_JOB_
Copy every line of the data exactly, leaving nothing out.

--- begin ---

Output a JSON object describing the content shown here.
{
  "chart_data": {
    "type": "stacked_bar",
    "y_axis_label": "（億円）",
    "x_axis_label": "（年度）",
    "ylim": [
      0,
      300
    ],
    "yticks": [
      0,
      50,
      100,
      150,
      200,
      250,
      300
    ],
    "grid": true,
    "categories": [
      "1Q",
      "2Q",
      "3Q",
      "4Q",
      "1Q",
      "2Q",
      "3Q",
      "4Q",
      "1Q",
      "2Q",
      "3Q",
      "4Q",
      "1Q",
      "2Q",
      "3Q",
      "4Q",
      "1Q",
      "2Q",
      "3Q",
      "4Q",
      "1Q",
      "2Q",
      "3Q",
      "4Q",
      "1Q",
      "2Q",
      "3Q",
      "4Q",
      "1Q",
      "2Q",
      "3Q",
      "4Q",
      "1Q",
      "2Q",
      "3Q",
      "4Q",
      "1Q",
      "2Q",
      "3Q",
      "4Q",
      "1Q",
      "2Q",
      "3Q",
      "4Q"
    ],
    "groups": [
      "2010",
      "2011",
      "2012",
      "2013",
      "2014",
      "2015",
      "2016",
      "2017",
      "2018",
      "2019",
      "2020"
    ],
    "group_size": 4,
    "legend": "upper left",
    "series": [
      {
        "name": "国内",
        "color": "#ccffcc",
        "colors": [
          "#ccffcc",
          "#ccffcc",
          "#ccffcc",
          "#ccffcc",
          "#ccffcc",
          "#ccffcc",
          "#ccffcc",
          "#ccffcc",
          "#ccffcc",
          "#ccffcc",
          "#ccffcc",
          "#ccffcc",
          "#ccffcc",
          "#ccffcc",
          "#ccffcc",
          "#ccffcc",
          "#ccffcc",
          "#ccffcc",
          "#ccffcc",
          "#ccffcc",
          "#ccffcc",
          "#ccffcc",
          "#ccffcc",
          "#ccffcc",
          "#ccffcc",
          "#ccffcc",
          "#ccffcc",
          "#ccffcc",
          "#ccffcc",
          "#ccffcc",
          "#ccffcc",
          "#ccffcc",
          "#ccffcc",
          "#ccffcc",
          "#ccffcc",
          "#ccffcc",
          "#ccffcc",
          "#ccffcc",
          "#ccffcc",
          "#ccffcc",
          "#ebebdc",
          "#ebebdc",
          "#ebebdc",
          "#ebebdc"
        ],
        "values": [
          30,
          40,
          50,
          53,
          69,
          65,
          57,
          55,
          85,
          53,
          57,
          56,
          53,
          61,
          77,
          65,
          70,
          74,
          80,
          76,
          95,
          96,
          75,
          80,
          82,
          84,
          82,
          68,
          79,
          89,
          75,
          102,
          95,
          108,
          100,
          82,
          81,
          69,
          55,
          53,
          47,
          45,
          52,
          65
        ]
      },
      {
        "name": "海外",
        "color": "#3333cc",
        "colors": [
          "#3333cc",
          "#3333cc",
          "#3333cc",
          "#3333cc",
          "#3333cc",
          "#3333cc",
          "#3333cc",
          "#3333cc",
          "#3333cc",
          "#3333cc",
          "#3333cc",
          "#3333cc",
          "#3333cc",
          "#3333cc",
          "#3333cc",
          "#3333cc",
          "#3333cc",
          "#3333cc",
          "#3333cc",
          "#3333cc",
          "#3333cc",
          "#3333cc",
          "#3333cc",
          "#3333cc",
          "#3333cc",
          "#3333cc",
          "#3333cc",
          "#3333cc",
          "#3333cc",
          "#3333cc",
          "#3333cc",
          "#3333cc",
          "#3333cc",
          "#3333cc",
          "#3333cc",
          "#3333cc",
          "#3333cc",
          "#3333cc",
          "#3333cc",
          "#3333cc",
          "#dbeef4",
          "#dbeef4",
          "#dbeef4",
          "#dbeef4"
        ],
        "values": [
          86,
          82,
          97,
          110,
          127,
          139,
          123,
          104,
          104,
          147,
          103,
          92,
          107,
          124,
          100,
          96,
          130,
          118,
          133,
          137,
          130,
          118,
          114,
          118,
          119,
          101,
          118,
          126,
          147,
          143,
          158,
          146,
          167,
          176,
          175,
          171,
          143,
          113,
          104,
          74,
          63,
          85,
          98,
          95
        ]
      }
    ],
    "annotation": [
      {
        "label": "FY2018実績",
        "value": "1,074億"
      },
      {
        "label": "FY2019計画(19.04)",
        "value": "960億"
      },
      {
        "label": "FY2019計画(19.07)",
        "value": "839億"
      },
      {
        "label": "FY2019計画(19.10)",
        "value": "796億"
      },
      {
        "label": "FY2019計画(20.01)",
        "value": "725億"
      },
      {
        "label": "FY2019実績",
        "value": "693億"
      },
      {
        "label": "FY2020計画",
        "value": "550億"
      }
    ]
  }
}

--- end ---

_OUTPUT FOR THIS EXERCISE_
Output a JSON object describing the content shown here.
{
  "chart_data": {
    "type": "stacked_bar",
    "y_axis_label": "（億円）",
    "x_axis_label": "（年度）",
    "ylim": [
      0,
      300
    ],
    "yticks": [
      0,
      50,
      100,
      150,
      200,
      250,
      300
    ],
    "grid": true,
    "categories": [
      "1Q",
      "2Q",
      "3Q",
      "4Q",
      "1Q",
      "2Q",
      "3Q",
      "4Q",
      "1Q",
      "2Q",
      "3Q",
      "4Q",
      "1Q",
      "2Q",
      "3Q",
      "4Q",
      "1Q",
      "2Q",
      "3Q",
      "4Q",
      "1Q",
      "2Q",
      "3Q",
      "4Q",
      "1Q",
      "2Q",
      "3Q",
      "4Q",
      "1Q",
      "2Q",
      "3Q",
      "4Q",
      "1Q",
      "2Q",
      "3Q",
      "4Q",
      "1Q",
      "2Q",
      "3Q",
      "4Q",
      "1Q",
      "2Q",
      "3Q",
      "4Q"
    ],
    "groups": [
      "2010",
      "2011",
      "2012",
      "2013",
      "2014",
      "2015",
      "2016",
      "2017",
      "2018",
      "2019",
      "2020"
    ],
    "group_size": 4,
    "legend": "upper left",
    "series": [
      {
        "name": "国内",
        "color": "#ccffcc",
        "colors": [
          "#ccffcc",
          "#ccffcc",
          "#ccffcc",
          "#ccffcc",
          "#ccffcc",
          "#ccffcc",
          "#ccffcc",
          "#ccffcc",
          "#ccffcc",
          "#ccffcc",
          "#ccffcc",
          "#ccffcc",
          "#ccffcc",
          "#ccffcc",
          "#ccffcc",
          "#ccffcc",
          "#ccffcc",
          "#ccffcc",
          "#ccffcc",
          "#ccffcc",
          "#ccffcc",
          "#ccffcc",
          "#ccffcc",
          "#ccffcc",
          "#ccffcc",
          "#ccffcc",
          "#ccffcc",
          "#ccffcc",
          "#ccffcc",
          "#ccffcc",
          "#ccffcc",
          "#ccffcc",
          "#ccffcc",
          "#ccffcc",
          "#ccffcc",
          "#ccffcc",
          "#ccffcc",
          "#ccffcc",
          "#ccffcc",
          "#ccffcc",
          "#ebebdc",
          "#ebebdc",
          "#ebebdc",
          "#ebebdc"
        ],
        "values": [
          30,
          40,
          50,
          53,
          69,
          65,
          57,
          55,
          85,
          53,
          57,
          56,
          53,
          61,
          77,
          65,
          70,
          74,
          80,
          76,
          95,
          96,
          75,
          80,
          82,
          84,
          82,
          68,
          79,
          89,
          75,
          102,
          95,
          108,
          100,
          82,
          81,
          69,
          55,
          53,
          47,
          45,
          52,
          65
        ]
      },
      {
        "name": "海外",
        "color": "#3333cc",
        "colors": [
          "#3333cc",
          "#3333cc",
          "#3333cc",
          "#3333cc",
          "#3333cc",
          "#3333cc",
          "#3333cc",
          "#3333cc",
          "#3333cc",
          "#3333cc",
          "#3333cc",
          "#3333cc",
          "#3333cc",
          "#3333cc",
          "#3333cc",
          "#3333cc",
          "#3333cc",
          "#3333cc",
          "#3333cc",
          "#3333cc",
          "#3333cc",
          "#3333cc",
          "#3333cc",
          "#3333cc",
          "#3333cc",
          "#3333cc",
          "#3333cc",
          "#3333cc",
          "#3333cc",
          "#3333cc",
          "#3333cc",
          "#3333cc",
          "#3333cc",
          "#3333cc",
          "#3333cc",
          "#3333cc",
          "#3333cc",
          "#3333cc",
          "#3333cc",
          "#3333cc",
          "#dbeef4",
          "#dbeef4",
          "#dbeef4",
          "#dbeef4"
        ],
        "values": [
          86,
          82,
          97,
          110,
          127,
          139,
          123,
          104,
          104,
          147,
          103,
          92,
          107,
          124,
          100,
          96,
          130,
          118,
          133,
          137,
          130,
          118,
          114,
          118,
          119,
          101,
          118,
          126,
          147,
          143,
          158,
          146,
          167,
          176,
          175,
          171,
          143,
          113,
          104,
          74,
          63,
          85,
          98,
          95
        ]
      }
    ],
    "annotation": [
      {
        "label": "FY2018実績",
        "value": "1,074億"
      },
      {
        "label": "FY2019計画(19.04)",
        "value": "960億"
      },
      {
        "label": "FY2019計画(19.07)",
        "value": "839億"
      },
      {
        "label": "FY2019計画(19.10)",
        "value": "796億"
      },
      {
        "label": "FY2019計画(20.01)",
        "value": "725億"
      },
      {
        "label": "FY2019実績",
        "value": "693億"
      },
      {
        "label": "FY2020計画",
        "value": "550億"
      }
    ]
  }
}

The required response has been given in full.